> _TASK GOAL_: Write out the material below exactly, beginning at the line that contains "Convert this document image to plain text." and ending with its last line, both ends included; write nothing else.
--
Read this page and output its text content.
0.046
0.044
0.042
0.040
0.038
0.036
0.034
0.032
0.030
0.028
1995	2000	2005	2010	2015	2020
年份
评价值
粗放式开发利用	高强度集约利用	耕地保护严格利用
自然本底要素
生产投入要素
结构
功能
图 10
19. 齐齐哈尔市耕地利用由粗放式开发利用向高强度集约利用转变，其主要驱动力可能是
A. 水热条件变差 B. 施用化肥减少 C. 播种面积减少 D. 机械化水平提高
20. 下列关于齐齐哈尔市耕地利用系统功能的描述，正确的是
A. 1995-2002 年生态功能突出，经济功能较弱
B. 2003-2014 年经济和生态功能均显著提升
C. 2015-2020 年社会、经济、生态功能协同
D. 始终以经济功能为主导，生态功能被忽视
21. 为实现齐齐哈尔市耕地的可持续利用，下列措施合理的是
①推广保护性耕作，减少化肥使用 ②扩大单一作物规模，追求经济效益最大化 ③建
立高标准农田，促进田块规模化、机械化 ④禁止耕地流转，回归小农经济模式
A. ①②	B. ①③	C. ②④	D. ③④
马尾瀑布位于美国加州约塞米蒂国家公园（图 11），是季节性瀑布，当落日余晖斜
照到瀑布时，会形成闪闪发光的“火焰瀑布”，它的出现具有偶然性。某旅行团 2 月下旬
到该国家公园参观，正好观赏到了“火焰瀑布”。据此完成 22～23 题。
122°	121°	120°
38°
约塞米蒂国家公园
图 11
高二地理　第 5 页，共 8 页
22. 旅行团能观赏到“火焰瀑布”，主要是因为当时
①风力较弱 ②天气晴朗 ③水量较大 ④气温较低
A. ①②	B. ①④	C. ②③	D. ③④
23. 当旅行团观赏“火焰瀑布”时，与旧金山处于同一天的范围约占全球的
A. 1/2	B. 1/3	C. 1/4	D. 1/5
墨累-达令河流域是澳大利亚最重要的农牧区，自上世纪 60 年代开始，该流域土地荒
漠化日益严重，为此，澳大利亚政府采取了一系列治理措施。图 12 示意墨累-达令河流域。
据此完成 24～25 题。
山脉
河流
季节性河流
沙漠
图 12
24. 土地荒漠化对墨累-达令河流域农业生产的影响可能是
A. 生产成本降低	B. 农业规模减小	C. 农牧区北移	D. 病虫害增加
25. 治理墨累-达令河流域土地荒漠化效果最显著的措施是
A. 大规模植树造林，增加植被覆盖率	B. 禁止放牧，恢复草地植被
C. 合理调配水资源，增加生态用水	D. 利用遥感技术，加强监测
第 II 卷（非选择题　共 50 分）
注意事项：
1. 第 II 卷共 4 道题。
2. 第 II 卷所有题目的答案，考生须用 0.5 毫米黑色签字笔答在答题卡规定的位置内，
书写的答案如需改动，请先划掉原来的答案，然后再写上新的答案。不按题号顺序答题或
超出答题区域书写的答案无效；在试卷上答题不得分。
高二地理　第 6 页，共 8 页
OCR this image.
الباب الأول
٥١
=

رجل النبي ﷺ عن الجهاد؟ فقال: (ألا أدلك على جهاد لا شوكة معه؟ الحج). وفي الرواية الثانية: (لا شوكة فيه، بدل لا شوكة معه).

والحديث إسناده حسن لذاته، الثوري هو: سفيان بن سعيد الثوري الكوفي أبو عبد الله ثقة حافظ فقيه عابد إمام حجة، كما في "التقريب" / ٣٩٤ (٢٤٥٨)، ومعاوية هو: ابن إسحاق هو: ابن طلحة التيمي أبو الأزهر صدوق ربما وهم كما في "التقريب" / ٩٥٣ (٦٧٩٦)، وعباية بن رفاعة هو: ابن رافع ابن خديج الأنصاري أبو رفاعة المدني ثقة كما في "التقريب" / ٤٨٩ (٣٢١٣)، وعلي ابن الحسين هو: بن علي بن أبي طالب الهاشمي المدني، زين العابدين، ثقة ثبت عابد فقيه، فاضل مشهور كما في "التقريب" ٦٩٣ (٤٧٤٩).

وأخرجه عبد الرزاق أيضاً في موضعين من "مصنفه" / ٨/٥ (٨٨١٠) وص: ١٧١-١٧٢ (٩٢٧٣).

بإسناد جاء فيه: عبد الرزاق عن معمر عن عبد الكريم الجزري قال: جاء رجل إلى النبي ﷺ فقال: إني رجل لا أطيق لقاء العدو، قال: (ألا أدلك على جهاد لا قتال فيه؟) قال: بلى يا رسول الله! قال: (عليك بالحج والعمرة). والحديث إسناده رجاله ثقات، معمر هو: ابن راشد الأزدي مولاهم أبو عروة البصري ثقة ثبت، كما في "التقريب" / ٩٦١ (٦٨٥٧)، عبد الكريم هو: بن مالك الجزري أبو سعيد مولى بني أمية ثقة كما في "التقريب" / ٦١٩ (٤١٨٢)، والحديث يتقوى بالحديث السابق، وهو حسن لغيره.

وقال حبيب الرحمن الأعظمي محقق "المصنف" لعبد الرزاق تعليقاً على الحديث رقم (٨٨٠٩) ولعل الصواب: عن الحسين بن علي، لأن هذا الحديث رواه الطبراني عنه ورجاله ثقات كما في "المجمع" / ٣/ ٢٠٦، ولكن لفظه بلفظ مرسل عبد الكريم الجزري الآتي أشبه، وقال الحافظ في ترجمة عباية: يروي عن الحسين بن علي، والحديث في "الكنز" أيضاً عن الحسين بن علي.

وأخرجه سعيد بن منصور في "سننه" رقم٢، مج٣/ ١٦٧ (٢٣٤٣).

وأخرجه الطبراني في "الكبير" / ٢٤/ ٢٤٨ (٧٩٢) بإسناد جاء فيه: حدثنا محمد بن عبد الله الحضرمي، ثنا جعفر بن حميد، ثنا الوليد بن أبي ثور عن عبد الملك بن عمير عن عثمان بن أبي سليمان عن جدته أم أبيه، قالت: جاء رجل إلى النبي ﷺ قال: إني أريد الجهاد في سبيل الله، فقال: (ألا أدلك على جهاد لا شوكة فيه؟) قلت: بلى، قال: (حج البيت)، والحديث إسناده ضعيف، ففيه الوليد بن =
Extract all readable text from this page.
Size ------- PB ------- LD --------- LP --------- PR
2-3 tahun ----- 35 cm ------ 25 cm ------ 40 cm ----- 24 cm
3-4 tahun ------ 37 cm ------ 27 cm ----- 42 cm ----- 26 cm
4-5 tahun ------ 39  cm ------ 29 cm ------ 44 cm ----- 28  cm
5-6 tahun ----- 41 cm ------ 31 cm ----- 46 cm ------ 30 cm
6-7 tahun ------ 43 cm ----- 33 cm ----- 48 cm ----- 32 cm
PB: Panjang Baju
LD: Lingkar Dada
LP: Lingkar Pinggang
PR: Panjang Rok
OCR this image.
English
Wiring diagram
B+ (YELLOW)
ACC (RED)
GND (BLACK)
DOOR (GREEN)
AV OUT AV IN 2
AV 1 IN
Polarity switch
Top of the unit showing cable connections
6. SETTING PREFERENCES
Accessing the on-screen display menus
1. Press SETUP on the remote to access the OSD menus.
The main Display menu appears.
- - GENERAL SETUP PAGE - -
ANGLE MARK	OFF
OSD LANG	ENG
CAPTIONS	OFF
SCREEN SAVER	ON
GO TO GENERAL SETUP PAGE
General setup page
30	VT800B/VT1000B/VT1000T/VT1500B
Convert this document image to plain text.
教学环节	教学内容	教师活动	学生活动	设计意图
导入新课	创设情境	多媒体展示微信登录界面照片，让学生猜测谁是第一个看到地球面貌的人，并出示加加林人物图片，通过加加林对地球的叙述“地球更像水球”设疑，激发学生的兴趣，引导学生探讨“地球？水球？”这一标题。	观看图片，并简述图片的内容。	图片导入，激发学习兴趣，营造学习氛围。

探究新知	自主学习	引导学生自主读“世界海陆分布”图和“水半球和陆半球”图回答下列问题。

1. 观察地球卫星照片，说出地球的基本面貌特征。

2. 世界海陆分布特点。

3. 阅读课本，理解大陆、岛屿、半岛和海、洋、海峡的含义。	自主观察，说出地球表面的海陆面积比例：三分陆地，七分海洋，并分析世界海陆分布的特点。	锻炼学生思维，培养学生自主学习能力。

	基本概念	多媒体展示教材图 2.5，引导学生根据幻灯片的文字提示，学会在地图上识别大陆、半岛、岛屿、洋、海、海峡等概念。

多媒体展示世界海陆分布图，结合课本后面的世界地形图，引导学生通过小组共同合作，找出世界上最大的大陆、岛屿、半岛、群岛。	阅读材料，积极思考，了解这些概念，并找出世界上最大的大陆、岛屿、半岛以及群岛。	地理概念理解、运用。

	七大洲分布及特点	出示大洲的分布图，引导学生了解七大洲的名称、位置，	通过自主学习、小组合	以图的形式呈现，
--
> _ANSWER TO THE PROBLEM_:
Convert this document image to plain text.
教学环节	教学内容	教师活动	学生活动	设计意图
导入新课	创设情境	多媒体展示微信登录界面照片，让学生猜测谁是第一个看到地球面貌的人，并出示加加林人物图片，通过加加林对地球的叙述“地球更像水球”设疑，激发学生的兴趣，引导学生探讨“地球？水球？”这一标题。	观看图片，并简述图片的内容。	图片导入，激发学习兴趣，营造学习氛围。

探究新知	自主学习	引导学生自主读“世界海陆分布”图和“水半球和陆半球”图回答下列问题。

1. 观察地球卫星照片，说出地球的基本面貌特征。

2. 世界海陆分布特点。

3. 阅读课本，理解大陆、岛屿、半岛和海、洋、海峡的含义。	自主观察，说出地球表面的海陆面积比例：三分陆地，七分海洋，并分析世界海陆分布的特点。	锻炼学生思维，培养学生自主学习能力。

	基本概念	多媒体展示教材图 2.5，引导学生根据幻灯片的文字提示，学会在地图上识别大陆、半岛、岛屿、洋、海、海峡等概念。

多媒体展示世界海陆分布图，结合课本后面的世界地形图，引导学生通过小组共同合作，找出世界上最大的大陆、岛屿、半岛、群岛。	阅读材料，积极思考，了解这些概念，并找出世界上最大的大陆、岛屿、半岛以及群岛。	地理概念理解、运用。

	七大洲分布及特点	出示大洲的分布图，引导学生了解七大洲的名称、位置，	通过自主学习、小组合	以图的形式呈现，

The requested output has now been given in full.